What you are asked to do → From the records below, pull each line that has "background".
------ Provided information ------
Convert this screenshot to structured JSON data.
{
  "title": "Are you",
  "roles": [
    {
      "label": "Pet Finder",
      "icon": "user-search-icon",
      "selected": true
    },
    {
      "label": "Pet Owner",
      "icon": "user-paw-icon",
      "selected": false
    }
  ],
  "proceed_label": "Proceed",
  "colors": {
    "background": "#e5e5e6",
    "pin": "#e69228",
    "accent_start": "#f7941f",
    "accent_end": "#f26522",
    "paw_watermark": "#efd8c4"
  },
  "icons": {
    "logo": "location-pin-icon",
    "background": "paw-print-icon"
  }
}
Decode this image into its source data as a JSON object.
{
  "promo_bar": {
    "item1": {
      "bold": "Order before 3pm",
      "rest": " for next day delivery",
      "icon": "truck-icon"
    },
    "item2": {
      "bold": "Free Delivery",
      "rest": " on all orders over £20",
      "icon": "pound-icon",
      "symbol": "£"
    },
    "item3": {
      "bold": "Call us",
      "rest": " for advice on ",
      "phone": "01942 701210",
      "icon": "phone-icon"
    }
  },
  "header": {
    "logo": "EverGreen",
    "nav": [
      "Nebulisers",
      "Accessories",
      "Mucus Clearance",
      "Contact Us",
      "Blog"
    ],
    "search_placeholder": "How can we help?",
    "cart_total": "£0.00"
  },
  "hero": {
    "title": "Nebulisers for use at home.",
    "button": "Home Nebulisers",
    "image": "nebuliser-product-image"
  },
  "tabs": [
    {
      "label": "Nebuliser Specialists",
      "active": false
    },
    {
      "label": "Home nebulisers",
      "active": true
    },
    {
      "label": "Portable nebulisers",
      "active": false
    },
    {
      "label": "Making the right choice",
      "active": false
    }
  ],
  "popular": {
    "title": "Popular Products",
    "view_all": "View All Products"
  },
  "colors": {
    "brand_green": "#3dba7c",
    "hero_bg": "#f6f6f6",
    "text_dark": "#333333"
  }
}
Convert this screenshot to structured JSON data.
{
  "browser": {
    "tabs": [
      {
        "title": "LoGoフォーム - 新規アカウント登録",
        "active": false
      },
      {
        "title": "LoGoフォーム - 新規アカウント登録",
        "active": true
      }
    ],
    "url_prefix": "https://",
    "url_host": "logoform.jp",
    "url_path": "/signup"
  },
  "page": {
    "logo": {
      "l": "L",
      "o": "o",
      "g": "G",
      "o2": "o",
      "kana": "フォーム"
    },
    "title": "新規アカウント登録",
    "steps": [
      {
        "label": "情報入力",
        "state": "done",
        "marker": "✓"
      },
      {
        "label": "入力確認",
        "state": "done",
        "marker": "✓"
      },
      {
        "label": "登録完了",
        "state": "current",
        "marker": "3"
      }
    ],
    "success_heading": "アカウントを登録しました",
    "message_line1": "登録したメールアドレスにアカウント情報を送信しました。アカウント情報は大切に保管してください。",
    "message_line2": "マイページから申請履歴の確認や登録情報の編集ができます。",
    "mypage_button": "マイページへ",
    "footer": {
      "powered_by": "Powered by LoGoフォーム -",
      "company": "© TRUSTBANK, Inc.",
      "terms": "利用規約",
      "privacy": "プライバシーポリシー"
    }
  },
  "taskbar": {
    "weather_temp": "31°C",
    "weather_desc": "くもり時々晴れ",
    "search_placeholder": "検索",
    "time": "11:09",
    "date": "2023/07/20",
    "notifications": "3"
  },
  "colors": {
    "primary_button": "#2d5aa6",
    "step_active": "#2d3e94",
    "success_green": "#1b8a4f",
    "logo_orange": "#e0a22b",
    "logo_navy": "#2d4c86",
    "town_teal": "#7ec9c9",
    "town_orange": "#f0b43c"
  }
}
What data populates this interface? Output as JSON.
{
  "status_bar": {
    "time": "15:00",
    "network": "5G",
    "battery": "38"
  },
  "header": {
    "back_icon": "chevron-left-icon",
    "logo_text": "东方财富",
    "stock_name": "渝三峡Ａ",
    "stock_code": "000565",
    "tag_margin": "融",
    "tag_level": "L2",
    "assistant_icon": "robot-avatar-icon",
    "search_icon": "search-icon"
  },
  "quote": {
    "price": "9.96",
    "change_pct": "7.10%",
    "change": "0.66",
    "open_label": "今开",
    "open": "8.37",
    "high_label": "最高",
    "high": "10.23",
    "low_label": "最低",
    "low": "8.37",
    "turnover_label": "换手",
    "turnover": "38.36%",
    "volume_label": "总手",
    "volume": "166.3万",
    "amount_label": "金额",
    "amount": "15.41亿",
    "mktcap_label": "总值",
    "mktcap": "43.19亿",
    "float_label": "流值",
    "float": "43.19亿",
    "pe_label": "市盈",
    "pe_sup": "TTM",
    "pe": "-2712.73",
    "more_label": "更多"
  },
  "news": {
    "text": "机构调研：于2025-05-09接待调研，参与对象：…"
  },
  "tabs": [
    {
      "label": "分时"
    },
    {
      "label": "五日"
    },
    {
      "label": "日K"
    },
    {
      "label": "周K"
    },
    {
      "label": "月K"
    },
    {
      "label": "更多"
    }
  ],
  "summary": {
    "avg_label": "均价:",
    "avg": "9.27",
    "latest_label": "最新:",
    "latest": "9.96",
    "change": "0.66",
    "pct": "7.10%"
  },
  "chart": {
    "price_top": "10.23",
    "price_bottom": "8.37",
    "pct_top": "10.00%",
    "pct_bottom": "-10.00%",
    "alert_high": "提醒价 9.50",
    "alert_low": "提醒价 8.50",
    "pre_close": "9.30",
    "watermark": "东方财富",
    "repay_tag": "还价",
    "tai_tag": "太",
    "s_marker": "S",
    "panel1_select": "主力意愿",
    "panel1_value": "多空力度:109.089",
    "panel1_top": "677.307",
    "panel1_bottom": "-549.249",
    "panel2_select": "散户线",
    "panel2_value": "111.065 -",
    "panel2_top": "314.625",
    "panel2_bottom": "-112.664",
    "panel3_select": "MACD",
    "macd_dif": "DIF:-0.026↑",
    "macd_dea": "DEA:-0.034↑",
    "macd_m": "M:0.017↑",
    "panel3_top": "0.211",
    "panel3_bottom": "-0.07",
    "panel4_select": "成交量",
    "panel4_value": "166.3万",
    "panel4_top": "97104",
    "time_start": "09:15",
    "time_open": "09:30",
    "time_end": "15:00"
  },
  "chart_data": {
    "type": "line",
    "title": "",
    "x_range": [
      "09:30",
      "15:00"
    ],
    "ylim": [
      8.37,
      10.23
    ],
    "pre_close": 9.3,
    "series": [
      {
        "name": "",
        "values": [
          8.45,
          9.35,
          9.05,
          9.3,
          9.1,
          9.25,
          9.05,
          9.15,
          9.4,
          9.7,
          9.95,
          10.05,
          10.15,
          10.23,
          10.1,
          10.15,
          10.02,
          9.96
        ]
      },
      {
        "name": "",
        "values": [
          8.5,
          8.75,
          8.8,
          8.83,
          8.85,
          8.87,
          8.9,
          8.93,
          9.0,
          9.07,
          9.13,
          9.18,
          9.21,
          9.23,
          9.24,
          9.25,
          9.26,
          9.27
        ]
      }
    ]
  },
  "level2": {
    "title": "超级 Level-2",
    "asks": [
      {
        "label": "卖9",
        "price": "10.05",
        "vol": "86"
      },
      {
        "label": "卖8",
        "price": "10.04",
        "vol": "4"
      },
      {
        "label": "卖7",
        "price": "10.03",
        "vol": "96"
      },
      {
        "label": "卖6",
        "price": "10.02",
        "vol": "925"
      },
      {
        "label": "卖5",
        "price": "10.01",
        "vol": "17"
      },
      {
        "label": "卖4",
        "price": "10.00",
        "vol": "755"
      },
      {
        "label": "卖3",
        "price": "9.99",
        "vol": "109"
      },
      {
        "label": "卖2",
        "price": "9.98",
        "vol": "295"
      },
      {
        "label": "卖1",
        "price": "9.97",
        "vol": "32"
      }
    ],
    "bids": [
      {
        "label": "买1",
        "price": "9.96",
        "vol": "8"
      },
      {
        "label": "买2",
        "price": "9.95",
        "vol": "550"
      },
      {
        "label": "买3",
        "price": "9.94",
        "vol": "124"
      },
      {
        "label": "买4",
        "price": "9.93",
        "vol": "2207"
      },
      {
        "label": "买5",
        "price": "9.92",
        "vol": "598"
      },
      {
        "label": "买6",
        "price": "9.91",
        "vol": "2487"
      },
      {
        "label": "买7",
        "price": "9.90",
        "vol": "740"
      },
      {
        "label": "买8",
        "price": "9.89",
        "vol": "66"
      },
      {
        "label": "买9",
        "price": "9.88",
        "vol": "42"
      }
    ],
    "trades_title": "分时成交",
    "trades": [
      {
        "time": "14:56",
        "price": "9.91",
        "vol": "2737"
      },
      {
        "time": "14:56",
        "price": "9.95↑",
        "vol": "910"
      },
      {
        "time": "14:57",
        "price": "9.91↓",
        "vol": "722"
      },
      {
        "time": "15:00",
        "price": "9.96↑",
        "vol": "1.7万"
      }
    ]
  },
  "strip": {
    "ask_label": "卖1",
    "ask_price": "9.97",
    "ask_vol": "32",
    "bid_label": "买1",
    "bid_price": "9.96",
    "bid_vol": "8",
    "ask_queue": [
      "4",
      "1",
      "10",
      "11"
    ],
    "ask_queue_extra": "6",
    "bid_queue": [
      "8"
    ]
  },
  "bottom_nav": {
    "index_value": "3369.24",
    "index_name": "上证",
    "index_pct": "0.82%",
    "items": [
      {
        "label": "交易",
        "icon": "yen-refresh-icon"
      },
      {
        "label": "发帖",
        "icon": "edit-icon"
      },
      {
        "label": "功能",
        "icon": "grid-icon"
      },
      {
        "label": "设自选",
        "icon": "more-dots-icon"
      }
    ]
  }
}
------
The answer →
    "background": "#e5e5e6",
    "background": "paw-print-icon"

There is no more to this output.